§ **PROBLEM TO SOLVE**: Reproduce the data from the start up to and including the line with "Text: 17: 17 <box>728 539 751 557</box>", switching "Bar" to "Column" and leaving everything else unchanged.

** Begin RECORDS FOR THE TASK **

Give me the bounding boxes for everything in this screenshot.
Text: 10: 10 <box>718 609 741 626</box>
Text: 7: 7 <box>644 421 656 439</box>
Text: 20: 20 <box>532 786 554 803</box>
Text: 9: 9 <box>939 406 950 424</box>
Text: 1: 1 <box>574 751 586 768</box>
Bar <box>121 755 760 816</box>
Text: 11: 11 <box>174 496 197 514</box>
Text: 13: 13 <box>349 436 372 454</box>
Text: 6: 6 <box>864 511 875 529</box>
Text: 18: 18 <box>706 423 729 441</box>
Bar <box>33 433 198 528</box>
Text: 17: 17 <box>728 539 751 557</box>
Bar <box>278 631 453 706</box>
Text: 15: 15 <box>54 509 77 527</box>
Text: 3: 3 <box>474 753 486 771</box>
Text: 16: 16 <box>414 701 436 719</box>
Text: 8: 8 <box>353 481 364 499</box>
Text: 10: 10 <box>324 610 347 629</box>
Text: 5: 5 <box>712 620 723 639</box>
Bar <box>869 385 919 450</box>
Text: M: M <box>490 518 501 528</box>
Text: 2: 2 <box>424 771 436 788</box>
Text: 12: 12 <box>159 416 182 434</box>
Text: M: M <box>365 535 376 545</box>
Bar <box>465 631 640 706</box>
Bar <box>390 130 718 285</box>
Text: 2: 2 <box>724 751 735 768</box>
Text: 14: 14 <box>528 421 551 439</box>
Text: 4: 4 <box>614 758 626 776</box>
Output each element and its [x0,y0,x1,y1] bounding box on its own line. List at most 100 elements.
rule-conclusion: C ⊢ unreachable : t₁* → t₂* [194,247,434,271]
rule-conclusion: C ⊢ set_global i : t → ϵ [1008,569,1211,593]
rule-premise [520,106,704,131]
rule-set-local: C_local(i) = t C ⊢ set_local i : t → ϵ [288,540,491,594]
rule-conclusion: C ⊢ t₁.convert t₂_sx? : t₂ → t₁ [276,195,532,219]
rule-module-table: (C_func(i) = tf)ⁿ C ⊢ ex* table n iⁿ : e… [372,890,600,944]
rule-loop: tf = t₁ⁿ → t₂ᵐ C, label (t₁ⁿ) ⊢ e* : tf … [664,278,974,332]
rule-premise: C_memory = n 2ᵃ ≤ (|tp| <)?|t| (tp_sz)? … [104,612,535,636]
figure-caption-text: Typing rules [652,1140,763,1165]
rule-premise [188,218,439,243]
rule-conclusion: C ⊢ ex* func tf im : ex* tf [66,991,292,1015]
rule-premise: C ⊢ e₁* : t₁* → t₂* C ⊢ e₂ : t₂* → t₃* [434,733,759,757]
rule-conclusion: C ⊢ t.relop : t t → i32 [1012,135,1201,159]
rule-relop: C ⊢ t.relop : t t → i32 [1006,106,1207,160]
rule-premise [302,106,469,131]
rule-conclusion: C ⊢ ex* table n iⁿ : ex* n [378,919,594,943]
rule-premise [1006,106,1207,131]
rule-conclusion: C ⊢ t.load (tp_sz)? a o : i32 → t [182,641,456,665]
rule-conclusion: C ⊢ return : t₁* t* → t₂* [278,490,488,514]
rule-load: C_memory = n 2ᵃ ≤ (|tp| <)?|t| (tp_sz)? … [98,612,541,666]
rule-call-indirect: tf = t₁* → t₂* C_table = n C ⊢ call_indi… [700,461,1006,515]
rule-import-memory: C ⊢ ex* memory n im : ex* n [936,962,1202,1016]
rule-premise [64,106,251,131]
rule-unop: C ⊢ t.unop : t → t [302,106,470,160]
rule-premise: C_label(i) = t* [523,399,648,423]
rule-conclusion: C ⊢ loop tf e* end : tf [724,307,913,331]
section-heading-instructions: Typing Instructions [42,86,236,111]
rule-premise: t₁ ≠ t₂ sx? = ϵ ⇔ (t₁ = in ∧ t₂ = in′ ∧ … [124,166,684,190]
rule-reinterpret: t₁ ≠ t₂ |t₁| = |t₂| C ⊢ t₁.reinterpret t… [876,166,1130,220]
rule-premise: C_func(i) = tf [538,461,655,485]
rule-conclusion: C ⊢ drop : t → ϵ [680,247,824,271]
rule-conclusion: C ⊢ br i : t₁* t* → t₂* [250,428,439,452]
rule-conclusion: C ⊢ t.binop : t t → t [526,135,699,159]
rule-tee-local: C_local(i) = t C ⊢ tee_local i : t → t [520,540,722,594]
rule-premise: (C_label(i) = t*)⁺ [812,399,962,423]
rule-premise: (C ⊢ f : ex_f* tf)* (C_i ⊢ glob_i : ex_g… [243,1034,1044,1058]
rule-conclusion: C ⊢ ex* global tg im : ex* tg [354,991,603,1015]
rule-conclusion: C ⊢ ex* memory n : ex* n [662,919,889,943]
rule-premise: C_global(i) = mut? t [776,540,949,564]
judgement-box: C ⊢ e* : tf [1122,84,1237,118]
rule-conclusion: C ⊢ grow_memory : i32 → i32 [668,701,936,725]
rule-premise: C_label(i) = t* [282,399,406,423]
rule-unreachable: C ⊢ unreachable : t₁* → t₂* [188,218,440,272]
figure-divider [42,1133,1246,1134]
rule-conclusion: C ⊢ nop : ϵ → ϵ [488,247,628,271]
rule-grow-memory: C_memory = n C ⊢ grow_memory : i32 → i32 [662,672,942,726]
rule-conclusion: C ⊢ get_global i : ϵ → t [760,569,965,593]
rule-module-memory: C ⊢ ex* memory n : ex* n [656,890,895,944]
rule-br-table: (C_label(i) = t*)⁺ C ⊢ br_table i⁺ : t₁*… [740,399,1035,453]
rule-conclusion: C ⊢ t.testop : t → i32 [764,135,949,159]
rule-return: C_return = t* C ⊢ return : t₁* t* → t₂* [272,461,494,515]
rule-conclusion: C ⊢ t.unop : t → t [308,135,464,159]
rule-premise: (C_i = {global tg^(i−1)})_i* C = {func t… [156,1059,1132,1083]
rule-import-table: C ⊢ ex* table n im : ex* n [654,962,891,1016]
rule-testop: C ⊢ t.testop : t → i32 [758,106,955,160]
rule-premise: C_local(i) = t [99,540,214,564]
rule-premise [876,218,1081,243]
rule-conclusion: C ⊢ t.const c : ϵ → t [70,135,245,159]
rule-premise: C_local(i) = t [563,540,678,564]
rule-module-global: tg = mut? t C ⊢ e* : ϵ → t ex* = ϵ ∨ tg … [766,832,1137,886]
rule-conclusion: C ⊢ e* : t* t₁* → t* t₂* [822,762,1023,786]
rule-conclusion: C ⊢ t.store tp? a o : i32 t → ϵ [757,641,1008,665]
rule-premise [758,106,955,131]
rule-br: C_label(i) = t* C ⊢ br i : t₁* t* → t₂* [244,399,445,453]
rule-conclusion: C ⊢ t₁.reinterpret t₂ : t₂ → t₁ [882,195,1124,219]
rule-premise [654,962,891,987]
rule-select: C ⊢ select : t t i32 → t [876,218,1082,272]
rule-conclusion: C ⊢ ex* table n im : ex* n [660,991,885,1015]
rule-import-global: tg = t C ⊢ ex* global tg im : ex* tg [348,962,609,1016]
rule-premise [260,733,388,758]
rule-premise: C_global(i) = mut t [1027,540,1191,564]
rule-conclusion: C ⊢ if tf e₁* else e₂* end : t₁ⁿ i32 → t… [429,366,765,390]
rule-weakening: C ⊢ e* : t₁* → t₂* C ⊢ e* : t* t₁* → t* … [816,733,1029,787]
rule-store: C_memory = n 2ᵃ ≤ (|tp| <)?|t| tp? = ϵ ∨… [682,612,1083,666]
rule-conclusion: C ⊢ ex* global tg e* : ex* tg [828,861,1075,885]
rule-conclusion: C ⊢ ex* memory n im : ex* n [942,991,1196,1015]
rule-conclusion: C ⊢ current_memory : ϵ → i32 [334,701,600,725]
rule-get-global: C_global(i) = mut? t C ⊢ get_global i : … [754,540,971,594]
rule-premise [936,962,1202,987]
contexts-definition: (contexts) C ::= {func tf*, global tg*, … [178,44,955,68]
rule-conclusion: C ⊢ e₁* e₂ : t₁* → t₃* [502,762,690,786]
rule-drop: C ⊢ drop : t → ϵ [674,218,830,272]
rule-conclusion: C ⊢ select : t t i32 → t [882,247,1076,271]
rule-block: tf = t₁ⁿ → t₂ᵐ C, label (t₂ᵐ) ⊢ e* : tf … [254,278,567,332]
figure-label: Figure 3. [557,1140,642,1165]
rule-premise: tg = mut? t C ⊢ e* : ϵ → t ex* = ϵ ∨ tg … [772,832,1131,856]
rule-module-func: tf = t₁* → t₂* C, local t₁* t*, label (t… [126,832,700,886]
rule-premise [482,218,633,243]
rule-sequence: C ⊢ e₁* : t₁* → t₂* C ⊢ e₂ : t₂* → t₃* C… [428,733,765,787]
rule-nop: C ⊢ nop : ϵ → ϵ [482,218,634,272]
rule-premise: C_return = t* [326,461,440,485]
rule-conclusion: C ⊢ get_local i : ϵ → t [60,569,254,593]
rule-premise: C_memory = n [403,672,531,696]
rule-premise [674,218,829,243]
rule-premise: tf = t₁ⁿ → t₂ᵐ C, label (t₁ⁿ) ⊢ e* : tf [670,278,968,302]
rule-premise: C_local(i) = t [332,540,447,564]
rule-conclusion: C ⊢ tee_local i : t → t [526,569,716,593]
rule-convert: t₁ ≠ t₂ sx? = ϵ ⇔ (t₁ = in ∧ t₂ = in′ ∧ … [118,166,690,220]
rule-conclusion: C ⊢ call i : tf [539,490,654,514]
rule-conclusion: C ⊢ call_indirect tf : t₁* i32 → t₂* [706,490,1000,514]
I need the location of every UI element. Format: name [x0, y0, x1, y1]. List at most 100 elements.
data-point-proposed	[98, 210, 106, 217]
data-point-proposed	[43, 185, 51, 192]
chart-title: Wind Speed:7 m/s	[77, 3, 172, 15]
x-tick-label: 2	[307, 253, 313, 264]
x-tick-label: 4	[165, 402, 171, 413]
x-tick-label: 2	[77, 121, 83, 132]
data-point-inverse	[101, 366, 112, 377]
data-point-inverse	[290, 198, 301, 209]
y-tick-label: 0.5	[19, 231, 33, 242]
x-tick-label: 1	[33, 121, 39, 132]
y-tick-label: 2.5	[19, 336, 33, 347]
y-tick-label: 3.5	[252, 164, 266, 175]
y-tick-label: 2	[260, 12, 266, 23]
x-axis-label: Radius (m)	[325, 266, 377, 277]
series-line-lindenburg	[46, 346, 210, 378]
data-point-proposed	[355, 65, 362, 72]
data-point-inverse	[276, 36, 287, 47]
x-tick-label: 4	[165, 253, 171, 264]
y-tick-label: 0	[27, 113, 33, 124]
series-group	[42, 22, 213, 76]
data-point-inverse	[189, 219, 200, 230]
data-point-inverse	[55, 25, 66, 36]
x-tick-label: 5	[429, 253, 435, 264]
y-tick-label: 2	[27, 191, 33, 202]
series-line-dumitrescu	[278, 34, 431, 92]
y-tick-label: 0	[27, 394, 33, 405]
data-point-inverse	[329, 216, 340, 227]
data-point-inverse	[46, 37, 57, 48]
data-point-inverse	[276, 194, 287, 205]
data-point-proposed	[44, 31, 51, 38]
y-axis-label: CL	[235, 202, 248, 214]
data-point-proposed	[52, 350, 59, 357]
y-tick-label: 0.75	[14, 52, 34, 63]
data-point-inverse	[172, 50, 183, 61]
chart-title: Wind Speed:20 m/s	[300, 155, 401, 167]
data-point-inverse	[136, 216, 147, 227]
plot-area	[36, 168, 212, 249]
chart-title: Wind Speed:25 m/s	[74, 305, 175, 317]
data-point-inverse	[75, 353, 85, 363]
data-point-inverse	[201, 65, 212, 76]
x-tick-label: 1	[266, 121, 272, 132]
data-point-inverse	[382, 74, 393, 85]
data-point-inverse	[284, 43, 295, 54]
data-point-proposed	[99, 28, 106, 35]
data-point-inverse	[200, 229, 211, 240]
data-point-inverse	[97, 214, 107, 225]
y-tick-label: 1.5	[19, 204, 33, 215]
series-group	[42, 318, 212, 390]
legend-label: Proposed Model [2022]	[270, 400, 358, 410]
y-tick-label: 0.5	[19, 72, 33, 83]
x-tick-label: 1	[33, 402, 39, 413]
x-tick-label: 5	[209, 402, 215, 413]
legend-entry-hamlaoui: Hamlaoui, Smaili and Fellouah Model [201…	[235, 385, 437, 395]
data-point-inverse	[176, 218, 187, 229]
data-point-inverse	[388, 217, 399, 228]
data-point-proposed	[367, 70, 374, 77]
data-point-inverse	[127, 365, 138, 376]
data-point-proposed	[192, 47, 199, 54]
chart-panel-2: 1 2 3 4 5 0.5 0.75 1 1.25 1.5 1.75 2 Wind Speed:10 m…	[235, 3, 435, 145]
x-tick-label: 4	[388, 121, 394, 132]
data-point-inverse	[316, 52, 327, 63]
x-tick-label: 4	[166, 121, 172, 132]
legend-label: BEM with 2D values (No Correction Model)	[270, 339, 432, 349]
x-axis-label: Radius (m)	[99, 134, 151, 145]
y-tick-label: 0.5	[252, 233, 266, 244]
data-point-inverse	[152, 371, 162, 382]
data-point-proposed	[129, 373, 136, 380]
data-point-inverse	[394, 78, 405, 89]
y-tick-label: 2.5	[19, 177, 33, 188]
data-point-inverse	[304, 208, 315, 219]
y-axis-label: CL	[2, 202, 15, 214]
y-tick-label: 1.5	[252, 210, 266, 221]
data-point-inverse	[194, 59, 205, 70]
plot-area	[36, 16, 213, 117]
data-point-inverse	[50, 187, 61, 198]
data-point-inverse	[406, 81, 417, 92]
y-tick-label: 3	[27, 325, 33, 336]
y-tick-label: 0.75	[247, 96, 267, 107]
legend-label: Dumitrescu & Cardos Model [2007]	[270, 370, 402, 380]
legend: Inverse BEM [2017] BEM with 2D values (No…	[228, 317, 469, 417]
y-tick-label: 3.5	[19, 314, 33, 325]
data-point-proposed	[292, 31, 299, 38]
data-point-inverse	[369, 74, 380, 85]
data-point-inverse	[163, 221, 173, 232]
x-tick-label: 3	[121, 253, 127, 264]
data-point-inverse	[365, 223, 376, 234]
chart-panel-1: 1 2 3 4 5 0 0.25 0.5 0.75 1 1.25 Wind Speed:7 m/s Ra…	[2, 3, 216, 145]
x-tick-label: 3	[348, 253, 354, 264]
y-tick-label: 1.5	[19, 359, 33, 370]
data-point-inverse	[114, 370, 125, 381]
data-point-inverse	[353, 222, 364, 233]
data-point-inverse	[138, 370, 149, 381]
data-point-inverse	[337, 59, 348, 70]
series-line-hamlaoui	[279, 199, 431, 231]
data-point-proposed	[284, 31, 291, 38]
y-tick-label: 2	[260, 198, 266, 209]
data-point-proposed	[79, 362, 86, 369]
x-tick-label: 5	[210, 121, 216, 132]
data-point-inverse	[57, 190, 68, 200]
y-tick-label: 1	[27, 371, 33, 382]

** End RECORDS FOR THE TASK **

§ **EXERCISE OUTPUT**:
Give me the bounding boxes for everything in this screenshot.
Text: 10: 10 <box>718 609 741 626</box>
Text: 7: 7 <box>644 421 656 439</box>
Text: 20: 20 <box>532 786 554 803</box>
Text: 9: 9 <box>939 406 950 424</box>
Text: 1: 1 <box>574 751 586 768</box>
Column <box>121 755 760 816</box>
Text: 11: 11 <box>174 496 197 514</box>
Text: 13: 13 <box>349 436 372 454</box>
Text: 6: 6 <box>864 511 875 529</box>
Text: 18: 18 <box>706 423 729 441</box>
Column <box>33 433 198 528</box>
Text: 17: 17 <box>728 539 751 557</box>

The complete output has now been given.